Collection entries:
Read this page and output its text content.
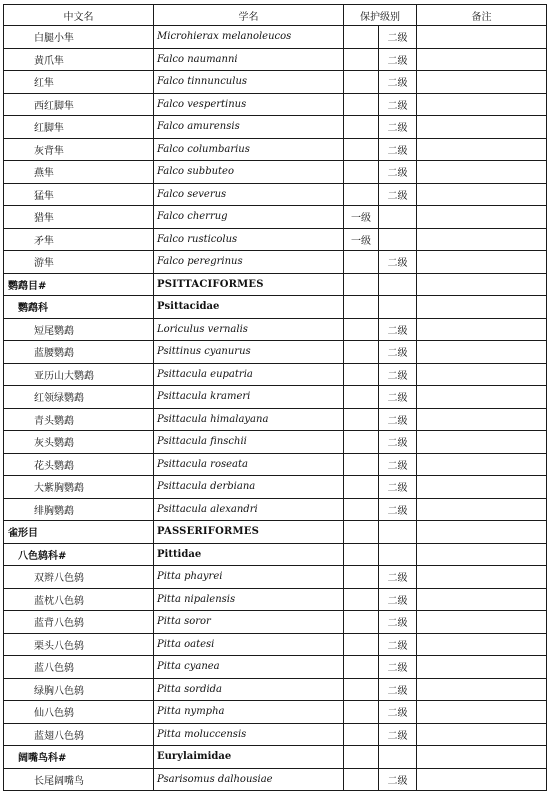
中文名	学名	保护级别		备注
白腿小隼	Microhierax melanoleucos		二级	
黄爪隼	Falco naumanni		二级	
红隼	Falco tinnunculus		二级	
西红脚隼	Falco vespertinus		二级	
红脚隼	Falco amurensis		二级	
灰背隼	Falco columbarius		二级	
燕隼	Falco subbuteo		二级	
猛隼	Falco severus		二级	
猎隼	Falco cherrug	一级		
矛隼	Falco rusticolus	一级		
游隼	Falco peregrinus		二级	
鹦鹉目#	PSITTACIFORMES			
鹦鹉科	Psittacidae			
短尾鹦鹉	Loriculus vernalis		二级	
蓝腰鹦鹉	Psittinus cyanurus		二级	
亚历山大鹦鹉	Psittacula eupatria		二级	
红领绿鹦鹉	Psittacula krameri		二级	
青头鹦鹉	Psittacula himalayana		二级	
灰头鹦鹉	Psittacula finschii		二级	
花头鹦鹉	Psittacula roseata		二级	
大紫胸鹦鹉	Psittacula derbiana		二级	
绯胸鹦鹉	Psittacula alexandri		二级	
雀形目	PASSERIFORMES			
八色鸫科#	Pittidae			
双辫八色鸫	Pitta phayrei		二级	
蓝枕八色鸫	Pitta nipalensis		二级	
蓝背八色鸫	Pitta soror		二级	
栗头八色鸫	Pitta oatesi		二级	
蓝八色鸫	Pitta cyanea		二级	
绿胸八色鸫	Pitta sordida		二级	
仙八色鸫	Pitta nympha		二级	
蓝翅八色鸫	Pitta moluccensis		二级	
阔嘴鸟科#	Eurylaimidae			
长尾阔嘴鸟	Psarisomus dalhousiae		二级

Instructions to follow:
Take the records above and transcribe them exactly, dropping every picture.

Output of the task:
Read this page and output its text content.
中文名	学名	保护级别		备注
白腿小隼	Microhierax melanoleucos		二级	
黄爪隼	Falco naumanni		二级	
红隼	Falco tinnunculus		二级	
西红脚隼	Falco vespertinus		二级	
红脚隼	Falco amurensis		二级	
灰背隼	Falco columbarius		二级	
燕隼	Falco subbuteo		二级	
猛隼	Falco severus		二级	
猎隼	Falco cherrug	一级		
矛隼	Falco rusticolus	一级		
游隼	Falco peregrinus		二级	
鹦鹉目#	PSITTACIFORMES			
鹦鹉科	Psittacidae			
短尾鹦鹉	Loriculus vernalis		二级	
蓝腰鹦鹉	Psittinus cyanurus		二级	
亚历山大鹦鹉	Psittacula eupatria		二级	
红领绿鹦鹉	Psittacula krameri		二级	
青头鹦鹉	Psittacula himalayana		二级	
灰头鹦鹉	Psittacula finschii		二级	
花头鹦鹉	Psittacula roseata		二级	
大紫胸鹦鹉	Psittacula derbiana		二级	
绯胸鹦鹉	Psittacula alexandri		二级	
雀形目	PASSERIFORMES			
八色鸫科#	Pittidae			
双辫八色鸫	Pitta phayrei		二级	
蓝枕八色鸫	Pitta nipalensis		二级	
蓝背八色鸫	Pitta soror		二级	
栗头八色鸫	Pitta oatesi		二级	
蓝八色鸫	Pitta cyanea		二级	
绿胸八色鸫	Pitta sordida		二级	
仙八色鸫	Pitta nympha		二级	
蓝翅八色鸫	Pitta moluccensis		二级	
阔嘴鸟科#	Eurylaimidae			
长尾阔嘴鸟	Psarisomus dalhousiae		二级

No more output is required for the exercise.